__TASK__: State how many lines of the entries hold the string "para", and output nothing but that count.

- - - - -

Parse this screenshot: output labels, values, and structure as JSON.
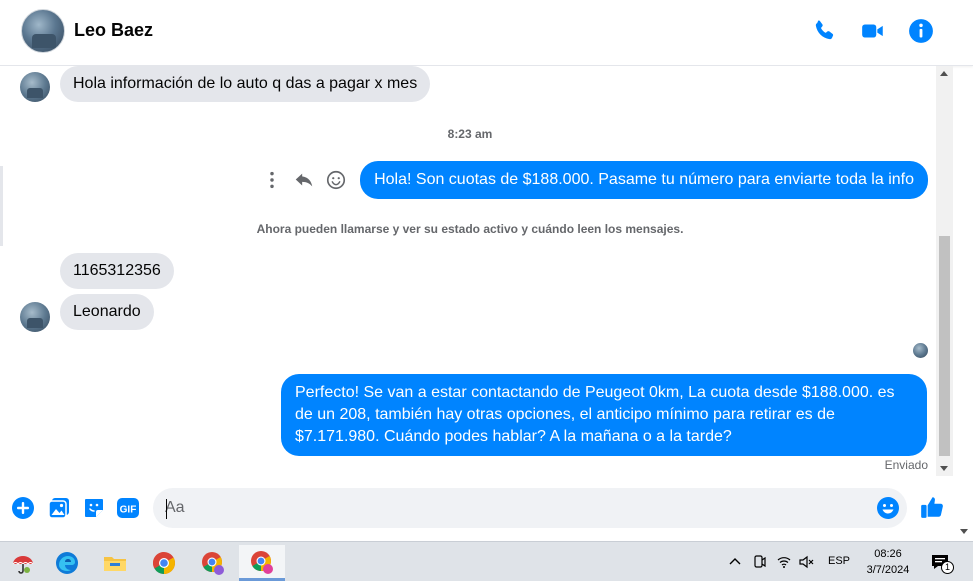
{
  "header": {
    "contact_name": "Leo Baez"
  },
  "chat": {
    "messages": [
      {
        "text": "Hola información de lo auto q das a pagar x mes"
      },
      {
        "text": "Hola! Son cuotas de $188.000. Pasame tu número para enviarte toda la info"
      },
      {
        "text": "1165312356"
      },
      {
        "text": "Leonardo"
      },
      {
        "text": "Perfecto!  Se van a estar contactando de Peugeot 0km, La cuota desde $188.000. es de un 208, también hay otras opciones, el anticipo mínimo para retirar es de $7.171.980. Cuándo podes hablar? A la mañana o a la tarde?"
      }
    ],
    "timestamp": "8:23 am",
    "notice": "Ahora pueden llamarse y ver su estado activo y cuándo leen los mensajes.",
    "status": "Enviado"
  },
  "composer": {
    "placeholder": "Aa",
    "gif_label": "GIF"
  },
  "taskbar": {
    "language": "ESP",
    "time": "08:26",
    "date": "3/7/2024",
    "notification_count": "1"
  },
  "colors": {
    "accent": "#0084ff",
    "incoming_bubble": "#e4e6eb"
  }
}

- - - - -

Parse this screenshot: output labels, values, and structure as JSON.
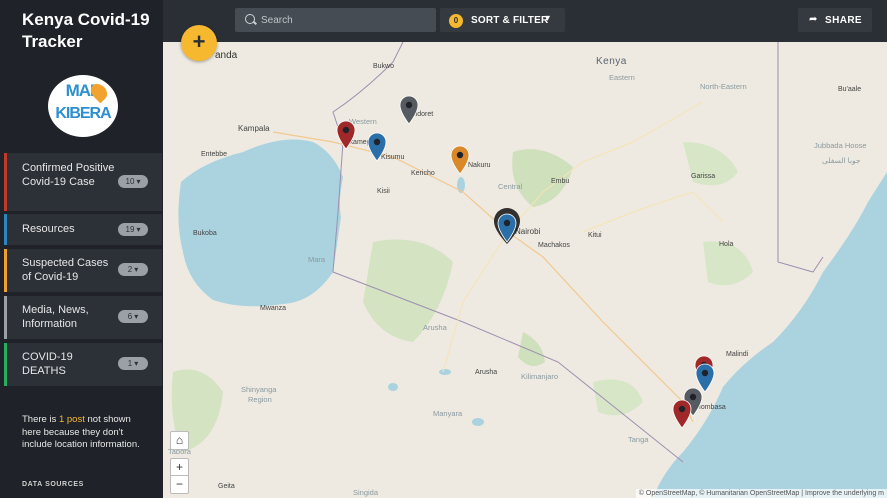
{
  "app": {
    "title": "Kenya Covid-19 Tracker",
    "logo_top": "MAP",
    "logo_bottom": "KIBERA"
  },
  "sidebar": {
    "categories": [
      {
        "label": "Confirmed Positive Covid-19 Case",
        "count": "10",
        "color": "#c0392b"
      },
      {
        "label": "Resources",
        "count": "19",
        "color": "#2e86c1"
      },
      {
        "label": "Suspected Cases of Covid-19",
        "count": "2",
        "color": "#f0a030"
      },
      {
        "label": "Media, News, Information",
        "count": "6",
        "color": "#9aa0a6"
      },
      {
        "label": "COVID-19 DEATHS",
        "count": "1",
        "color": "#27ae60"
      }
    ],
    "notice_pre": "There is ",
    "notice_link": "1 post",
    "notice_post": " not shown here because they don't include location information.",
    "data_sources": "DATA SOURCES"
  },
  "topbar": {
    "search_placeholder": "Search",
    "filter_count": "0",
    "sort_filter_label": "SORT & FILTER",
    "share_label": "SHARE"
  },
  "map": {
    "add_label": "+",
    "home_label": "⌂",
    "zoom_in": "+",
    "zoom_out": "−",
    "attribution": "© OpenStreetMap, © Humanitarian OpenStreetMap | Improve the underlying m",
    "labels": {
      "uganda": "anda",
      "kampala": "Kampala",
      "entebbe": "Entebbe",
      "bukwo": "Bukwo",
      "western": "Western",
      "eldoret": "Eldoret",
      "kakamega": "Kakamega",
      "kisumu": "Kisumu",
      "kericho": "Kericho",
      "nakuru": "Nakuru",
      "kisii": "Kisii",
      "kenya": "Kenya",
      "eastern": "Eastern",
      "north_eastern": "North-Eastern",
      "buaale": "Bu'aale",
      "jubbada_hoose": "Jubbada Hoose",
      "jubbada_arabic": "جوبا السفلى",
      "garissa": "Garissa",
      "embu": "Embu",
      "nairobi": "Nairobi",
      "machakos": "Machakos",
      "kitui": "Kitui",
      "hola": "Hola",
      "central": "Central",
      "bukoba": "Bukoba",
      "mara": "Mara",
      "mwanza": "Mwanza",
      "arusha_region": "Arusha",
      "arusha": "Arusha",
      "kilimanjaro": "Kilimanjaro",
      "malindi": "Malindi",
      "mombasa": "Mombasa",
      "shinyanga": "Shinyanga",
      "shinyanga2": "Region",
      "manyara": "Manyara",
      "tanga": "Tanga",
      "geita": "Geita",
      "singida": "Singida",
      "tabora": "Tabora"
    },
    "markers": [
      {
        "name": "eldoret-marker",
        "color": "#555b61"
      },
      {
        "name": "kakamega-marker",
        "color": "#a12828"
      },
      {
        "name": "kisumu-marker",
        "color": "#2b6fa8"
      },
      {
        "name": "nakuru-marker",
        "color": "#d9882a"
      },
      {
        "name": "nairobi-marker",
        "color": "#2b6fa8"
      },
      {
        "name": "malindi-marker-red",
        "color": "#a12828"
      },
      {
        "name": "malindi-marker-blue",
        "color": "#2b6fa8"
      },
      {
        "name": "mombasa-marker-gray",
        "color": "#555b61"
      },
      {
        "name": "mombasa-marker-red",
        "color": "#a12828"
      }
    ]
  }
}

- - - - -

__OUTPUT__: 2